SET TASK 1:
In the rows, swap "time-tick-label" for "time-axis-label" in everything from the line containing "candle-body <box>496 569 500 576</box>" down to the line containing "candle-body <box>484 527 487 549</box>", and give back only those lines with nothing else changed.
[Begin TEXT TO READ]
Tutorial 79: Neuromorphic Control

Spike-domain control theory: PID, Kalman filter, LQR. All controllers use population-coded spike representations. No other SNN library provides control-theory primitives.

Spiking PID Controller

import numpy as np
from sc_neurocore.control import SpikingPID

pid = SpikingPID(Kp=1.0, Ki=0.1, Kd=0.01, n_neurons=10, dt=0.01)

setpoint, measurement = 1.0, 0.0
for step in range(200):
    error = setpoint - measurement
    control = pid.step(error)
    measurement += control * 0.01

# Spike-domain output: population-coded P/I/D channels
rng = np.random.RandomState(42)
spike_output = pid.step_spike(error=0.5, rng=rng)
# shape: (30,) = [P(10), I(10), D(10)]

Spiking Kalman Filter

from sc_neurocore.control import SpikingKalmanFilter

kf = SpikingKalmanFilter(
    n_states=4, n_measurements=2,
    A=np.array([[1,0,0.1,0],[0,1,0,0.1],[0,0,1,0],[0,0,0,1]]),
    H=np.array([[1,0,0,0],[0,1,0,0]]),
)
[End TEXT TO READ]
SET TASK 2:
Echo the neuromorphic control tutorial word for word, copying everything from "measurement += control" down to "spike_output = pid.step_spike(error=0.5, rng=rng)".
[Begin GIVEN DATA]
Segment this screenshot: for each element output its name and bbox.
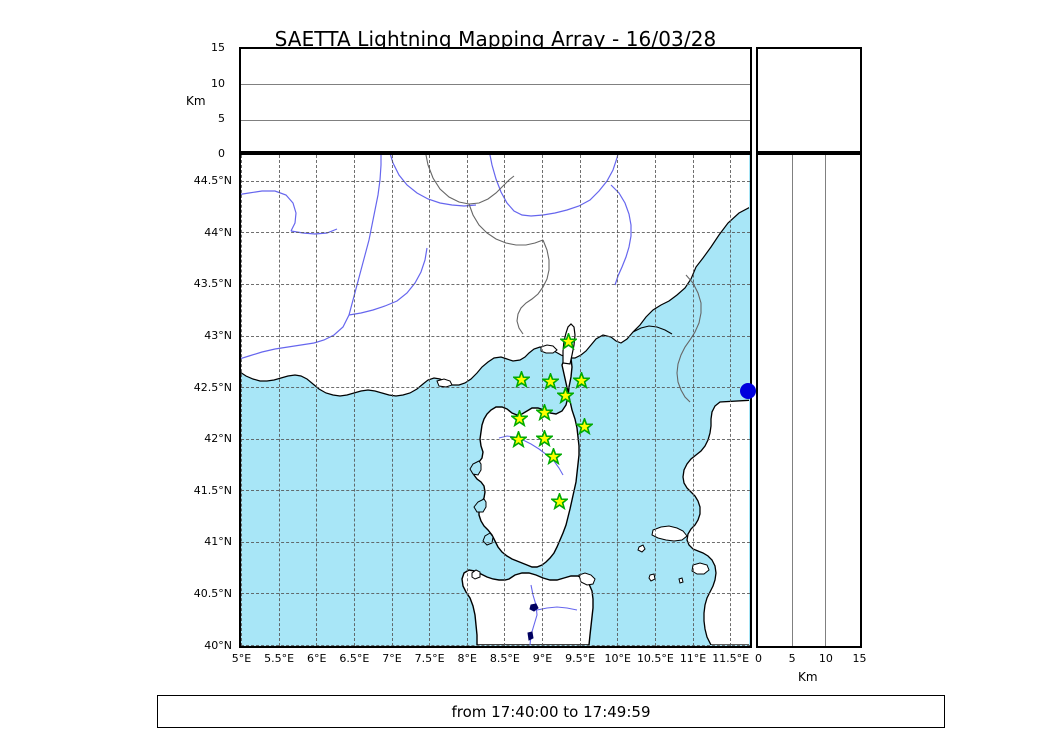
map-gridline-lon-5 — [429, 155, 431, 646]
land-elba — [651, 525, 688, 542]
land-sardinia-ne-detail — [578, 572, 596, 586]
river-po — [530, 155, 619, 217]
river-north-2 — [489, 155, 532, 217]
right-panel-gridline-10 — [825, 155, 827, 646]
right-xtick-3: 15 — [852, 652, 867, 665]
river-west-2 — [290, 228, 338, 235]
map-xtick-9: 9.5°E — [565, 652, 596, 665]
right-xtick-0: 0 — [755, 652, 762, 665]
top-right-corner-panel[interactable] — [756, 47, 862, 153]
map-xtick-11: 10.5°E — [636, 652, 674, 665]
map-xtick-4: 7°E — [382, 652, 402, 665]
right-panel-gridline-5 — [791, 155, 793, 646]
river-rhone — [313, 155, 382, 344]
map-ytick-0: 40°N — [204, 638, 232, 652]
map-gridline-lat-4 — [241, 438, 750, 440]
map-ytick-1: 40.5°N — [193, 586, 232, 600]
map-ytick-3: 41.5°N — [193, 483, 232, 497]
map-gridline-lat-6 — [241, 335, 750, 337]
map-xtick-7: 8.5°E — [489, 652, 520, 665]
map-gridline-lon-12 — [692, 155, 694, 646]
river-north-1 — [389, 155, 477, 207]
map-xtick-12: 11°E — [679, 652, 707, 665]
longitude-altitude-panel[interactable] — [239, 47, 752, 153]
river-durance — [348, 247, 428, 316]
map-gridline-lat-1 — [241, 593, 750, 595]
top-ytick-0: 0 — [218, 146, 225, 160]
top-ytick-10: 10 — [211, 76, 225, 90]
map-gridline-lat-2 — [241, 541, 750, 543]
map-ytick-4: 42°N — [204, 432, 232, 446]
map-gridline-lat-9 — [241, 180, 750, 182]
map-xtick-6: 8°E — [457, 652, 477, 665]
river-rhone-tributary — [241, 342, 315, 360]
map-xtick-1: 5.5°E — [264, 652, 295, 665]
map-gridline-lat-8 — [241, 232, 750, 234]
top-ytick-15: 15 — [211, 41, 225, 54]
top-ytick-5: 5 — [218, 112, 225, 125]
land-corsica-gulf-ajaccio — [473, 498, 487, 513]
right-xtick-1: 5 — [788, 652, 796, 665]
map-gridline-lon-9 — [579, 155, 581, 646]
right-panel-xlabel: Km — [798, 670, 818, 684]
map-gridline-lon-2 — [316, 155, 318, 646]
map-gridline-lat-5 — [241, 387, 750, 389]
map-gridline-lon-13 — [730, 155, 732, 646]
map-xtick-10: 10°E — [604, 652, 631, 665]
plan-view-map[interactable] — [239, 153, 752, 648]
top-panel-gridline-10 — [241, 84, 750, 86]
land-coast-detail-toulon — [436, 378, 453, 388]
map-ytick-5: 42.5°N — [193, 380, 232, 394]
land-pianosa — [648, 573, 656, 582]
land-coast-detail-cannes — [540, 344, 558, 354]
right-xtick-2: 10 — [818, 652, 833, 665]
altitude-latitude-panel[interactable] — [756, 153, 862, 648]
top-panel-ylabel: Km — [186, 94, 206, 108]
map-xtick-5: 7.5°E — [414, 652, 445, 665]
land-corsica-west-gulfs — [469, 460, 482, 476]
border-italy-coast-inland — [676, 274, 702, 403]
map-xtick-8: 9°E — [532, 652, 553, 665]
map-ytick-7: 43.5°N — [193, 277, 232, 291]
land-capraia — [637, 544, 646, 553]
map-gridline-lat-7 — [241, 283, 750, 285]
map-ytick-6: 43°N — [204, 329, 232, 343]
river-sardinia-branch — [536, 606, 578, 611]
river-west-1 — [241, 190, 297, 232]
map-gridline-lon-10 — [617, 155, 619, 646]
top-panel-gridline-5 — [241, 119, 750, 121]
map-xtick-3: 6.5°E — [339, 652, 370, 665]
map-gridline-lat-3 — [241, 490, 750, 492]
map-xtick-2: 6°E — [307, 652, 327, 665]
border-region-1 — [468, 203, 544, 246]
map-ytick-8: 44°N — [204, 225, 232, 239]
map-gridline-lon-6 — [466, 155, 468, 646]
lake-sardinia-south — [527, 631, 534, 641]
map-gridline-lon-4 — [391, 155, 393, 646]
status-bar[interactable]: from 17:40:00 to 17:49:59 — [157, 695, 945, 728]
land-italy-tuscany — [682, 399, 749, 645]
map-gridline-lon-8 — [542, 155, 544, 646]
river-east-1 — [610, 184, 632, 286]
map-gridline-lon-7 — [504, 155, 506, 646]
coast-ligurian-detail — [632, 325, 673, 335]
land-sardinia-asinara — [471, 569, 481, 580]
map-gridline-lon-11 — [654, 155, 656, 646]
map-gridline-lon-1 — [278, 155, 280, 646]
map-gridlines — [241, 155, 750, 646]
map-ytick-2: 41°N — [204, 535, 232, 549]
lake-sardinia-omodeo — [529, 603, 539, 612]
land-montecristo — [678, 577, 684, 584]
border-region-2 — [516, 239, 550, 335]
map-ytick-9: 44.5°N — [193, 174, 232, 188]
map-xtick-13: 11.5°E — [712, 652, 750, 665]
status-text: from 17:40:00 to 17:49:59 — [451, 702, 651, 721]
map-gridline-lon-0 — [241, 155, 242, 646]
land-sardinia — [461, 569, 594, 645]
map-gridline-lon-3 — [353, 155, 355, 646]
map-xtick-0: 5°E — [231, 652, 252, 665]
map-gridline-lat-0 — [241, 645, 750, 646]
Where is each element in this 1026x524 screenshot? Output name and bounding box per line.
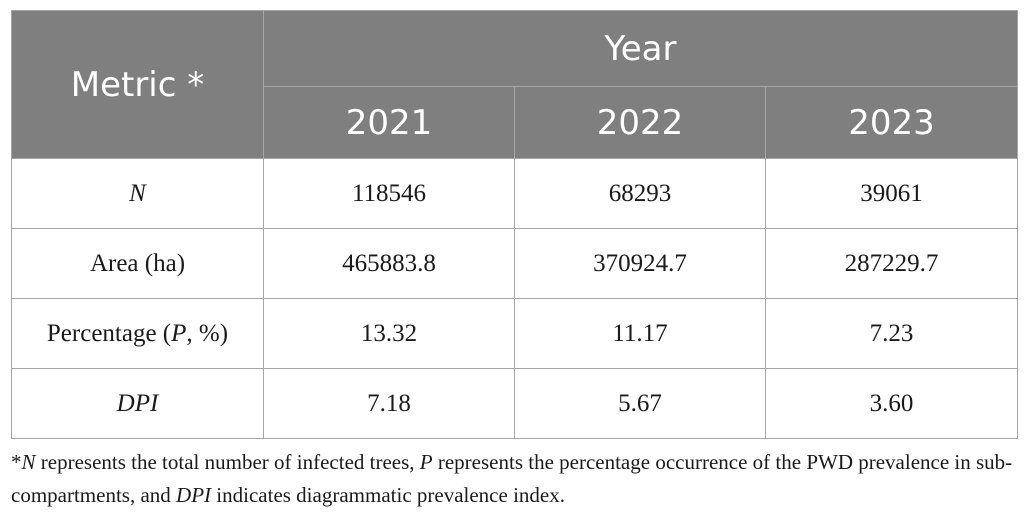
data-table: Metric * Year 2021 2022 2023 N 118546 68… bbox=[11, 10, 1018, 439]
table-cell: 68293 bbox=[514, 158, 766, 229]
table-row-n: N 118546 68293 39061 bbox=[11, 158, 1018, 229]
table-cell: 5.67 bbox=[514, 368, 766, 439]
table-cell: 3.60 bbox=[765, 368, 1018, 439]
table-row-dpi: DPI 7.18 5.67 3.60 bbox=[11, 368, 1018, 439]
table-cell: 13.32 bbox=[263, 298, 515, 369]
table-cell: 39061 bbox=[765, 158, 1018, 229]
table-row-percentage: Percentage (P, %) 13.32 11.17 7.23 bbox=[11, 298, 1018, 369]
row-label: Area (ha) bbox=[11, 228, 264, 299]
table-row-area: Area (ha) 465883.8 370924.7 287229.7 bbox=[11, 228, 1018, 299]
metric-header: Metric * bbox=[11, 10, 264, 159]
table-cell: 465883.8 bbox=[263, 228, 515, 299]
table-cell: 370924.7 bbox=[514, 228, 766, 299]
row-label: Percentage (P, %) bbox=[11, 298, 264, 369]
year-header: Year bbox=[263, 10, 1018, 87]
row-label: DPI bbox=[11, 368, 264, 439]
year-2021-header: 2021 bbox=[263, 86, 515, 159]
table-cell: 7.23 bbox=[765, 298, 1018, 369]
table-cell: 11.17 bbox=[514, 298, 766, 369]
year-2022-header: 2022 bbox=[514, 86, 766, 159]
row-label: N bbox=[11, 158, 264, 229]
table-cell: 7.18 bbox=[263, 368, 515, 439]
year-2023-header: 2023 bbox=[765, 86, 1018, 159]
table-footnote: *N represents the total number of infect… bbox=[11, 450, 1013, 507]
table-cell: 118546 bbox=[263, 158, 515, 229]
table-cell: 287229.7 bbox=[765, 228, 1018, 299]
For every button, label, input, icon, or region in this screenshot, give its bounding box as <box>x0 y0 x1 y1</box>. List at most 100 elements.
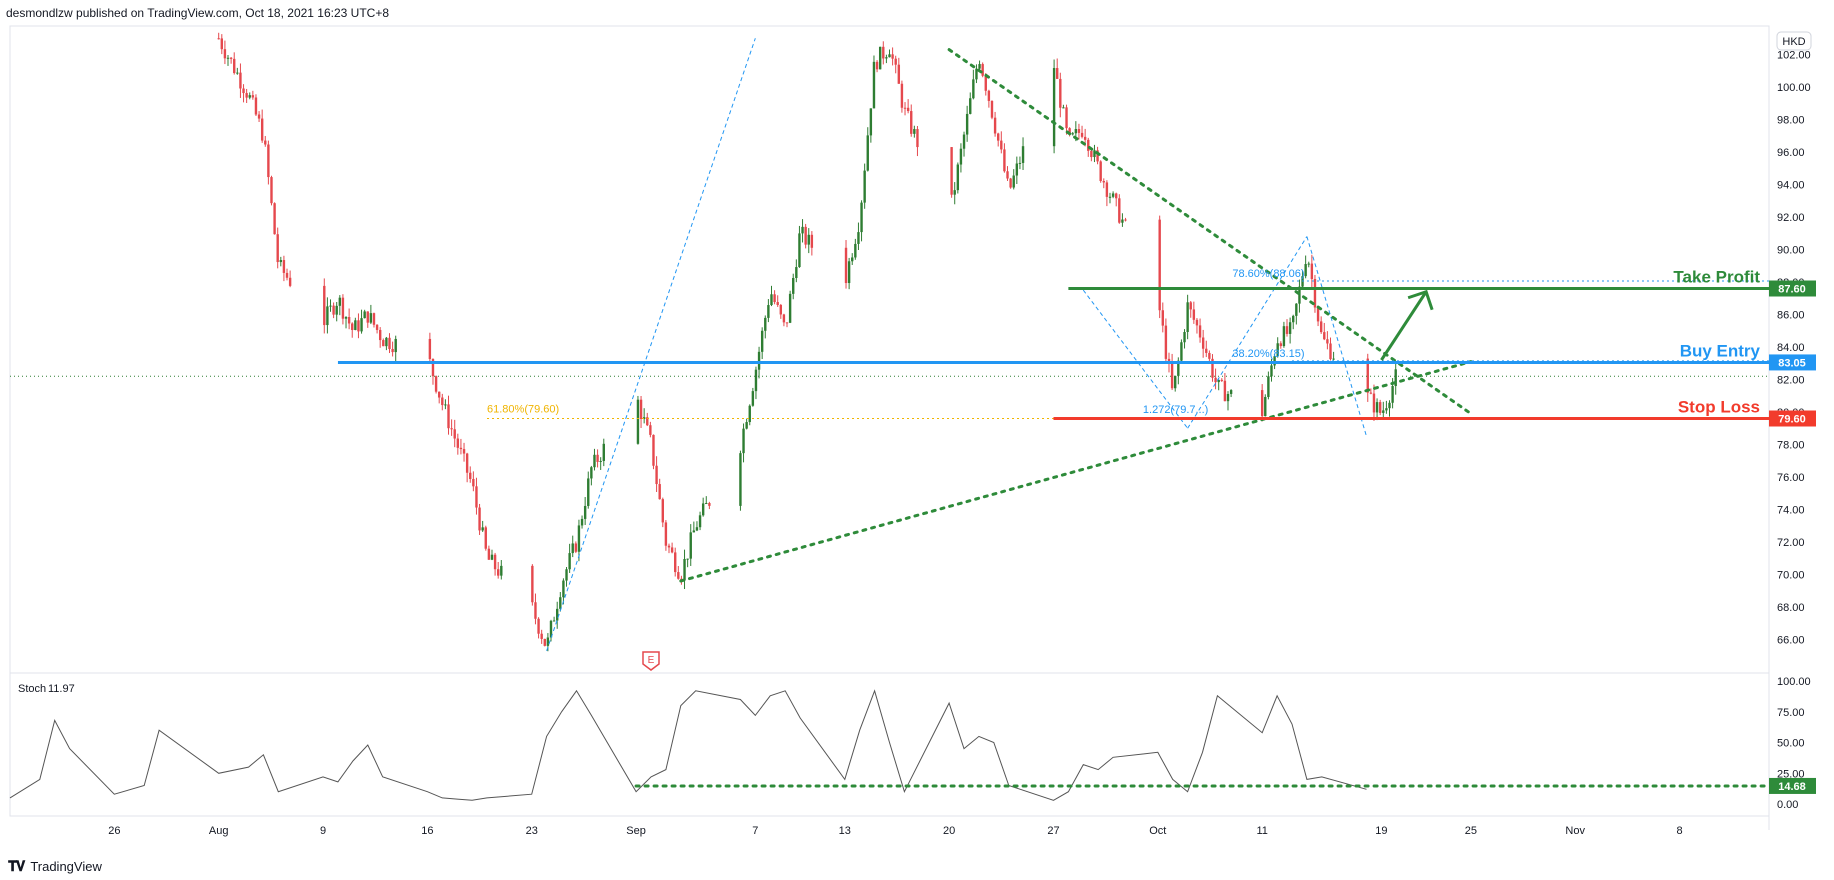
candle-body <box>496 569 500 576</box>
time-tick-label: 13 <box>839 825 851 837</box>
level-price-badge-label: 83.05 <box>1778 357 1806 369</box>
candle-body <box>1189 302 1192 310</box>
candle-body <box>1394 369 1397 387</box>
candle-body <box>1276 343 1279 357</box>
candle-body <box>779 304 783 315</box>
candle-body <box>347 317 351 324</box>
candle-body <box>596 454 599 462</box>
time-tick-label: 7 <box>752 825 758 837</box>
candle-body <box>490 554 494 560</box>
footer-brand[interactable]: TradingView <box>30 858 102 874</box>
candle-body <box>484 527 487 549</box>
candle-body <box>1180 342 1183 361</box>
candle-body <box>882 46 885 59</box>
candle-body <box>1201 337 1205 349</box>
candle-body <box>577 525 581 552</box>
candle-body <box>431 359 435 377</box>
candle-body <box>872 61 876 109</box>
candle-body <box>1192 309 1196 320</box>
candle-body <box>670 547 674 553</box>
candle-body <box>981 64 984 76</box>
candle-body <box>1382 410 1385 413</box>
candle-body <box>1177 360 1180 376</box>
candle-body <box>1121 219 1124 223</box>
drawings-layer: 61.80%(79.60) 78.60%(88.06) 38.20%(83.15) 1… <box>10 38 1769 671</box>
candle-body <box>1369 392 1373 394</box>
target-arrow-icon <box>1380 290 1428 361</box>
candle-body <box>782 314 786 323</box>
candle-body <box>391 348 394 353</box>
time-tick-label: 20 <box>943 825 955 837</box>
candle-body <box>1220 379 1223 381</box>
candle-body <box>649 425 652 435</box>
time-tick-label: 23 <box>526 825 538 837</box>
price-tick-label: 82.00 <box>1777 375 1805 387</box>
time-tick-label: 9 <box>320 825 326 837</box>
tradingview-logo-icon[interactable]: 𝐓𝐕 <box>8 857 25 874</box>
candle-body <box>739 453 742 506</box>
currency-badge[interactable]: HKD <box>1776 31 1812 51</box>
candle-body <box>854 243 857 258</box>
candle-body <box>335 305 338 315</box>
candle-body <box>351 323 354 330</box>
candle-body <box>369 313 373 323</box>
candle-body <box>1059 78 1062 108</box>
candle-body <box>288 277 292 286</box>
candle-body <box>344 317 348 319</box>
candle-body <box>646 417 649 426</box>
candle-body <box>583 505 587 519</box>
fib-label: 78.60%(88.06) <box>1232 268 1304 280</box>
candle-body <box>217 38 220 40</box>
candle-body <box>1208 352 1211 359</box>
candle-body <box>888 54 891 58</box>
candle-body <box>1270 365 1273 377</box>
candle-body <box>1388 402 1391 409</box>
stoch-title: Stoch <box>18 683 46 695</box>
candle-body <box>267 144 270 178</box>
candle-body <box>745 422 748 429</box>
publisher-line: desmondlzw published on TradingView.com,… <box>6 6 390 20</box>
price-tick-label: 74.00 <box>1777 505 1805 517</box>
candle-body <box>972 79 975 99</box>
main-pane-border <box>9 25 1770 674</box>
candle-body <box>587 478 590 506</box>
candle-body <box>456 438 460 448</box>
candle-body <box>975 68 978 80</box>
candle-body <box>686 558 689 560</box>
candle-body <box>1087 139 1090 151</box>
time-axis[interactable]: 26 Aug 9 16 23 Sep 7 13 20 27 Oct 11 19 25 Nov 8 <box>108 825 1682 837</box>
candle-body <box>798 233 801 268</box>
price-tick-label: 94.00 <box>1777 180 1805 192</box>
candle-body <box>1223 380 1227 402</box>
candle-body <box>1071 133 1074 135</box>
candle-body <box>785 322 789 324</box>
candle-body <box>593 454 596 468</box>
candle-body <box>695 527 699 531</box>
candle-body <box>866 135 869 171</box>
candle-body <box>950 147 953 195</box>
stoch-tick-label: 75.00 <box>1777 707 1805 719</box>
candle-body <box>860 202 863 233</box>
candle-body <box>1006 171 1009 179</box>
candle-body <box>1108 196 1112 198</box>
price-tick-label: 70.00 <box>1777 570 1805 582</box>
candle-body <box>444 404 447 406</box>
candle-body <box>869 108 873 136</box>
candle-body <box>500 565 503 576</box>
price-tick-label: 78.00 <box>1777 440 1805 452</box>
candle-body <box>434 376 438 392</box>
candle-body <box>701 503 705 516</box>
candle-body <box>1295 303 1298 316</box>
candle-body <box>1282 326 1286 347</box>
candle-body <box>1267 376 1270 398</box>
candle-body <box>1021 146 1025 163</box>
price-axis[interactable]: 102.00100.0098.0096.0094.0092.0090.0088.… <box>1777 50 1811 812</box>
candle-body <box>1211 358 1214 378</box>
candle-body <box>270 177 273 204</box>
fib-label: 38.20%(83.15) <box>1232 348 1304 360</box>
candle-body <box>804 226 807 245</box>
candle-body <box>1012 175 1015 188</box>
candle-body <box>472 478 475 487</box>
candle-body <box>236 72 239 74</box>
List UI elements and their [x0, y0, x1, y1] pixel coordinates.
[End GIVEN DATA]
CORRECT RESULT 1:
candle-body <box>496 569 500 576</box>
time-axis-label: 13 <box>839 825 851 837</box>
level-price-badge-label: 83.05 <box>1778 357 1806 369</box>
candle-body <box>1189 302 1192 310</box>
candle-body <box>1394 369 1397 387</box>
candle-body <box>1276 343 1279 357</box>
candle-body <box>779 304 783 315</box>
candle-body <box>347 317 351 324</box>
candle-body <box>596 454 599 462</box>
time-axis-label: 7 <box>752 825 758 837</box>
candle-body <box>490 554 494 560</box>
footer-brand[interactable]: TradingView <box>30 858 102 874</box>
candle-body <box>484 527 487 549</box>

CORRECT RESULT 2:
measurement += control * 0.01

# Spike-domain output: population-coded P/I/D channels
rng = np.random.RandomState(42)
spike_output = pid.step_spike(error=0.5, rng=rng)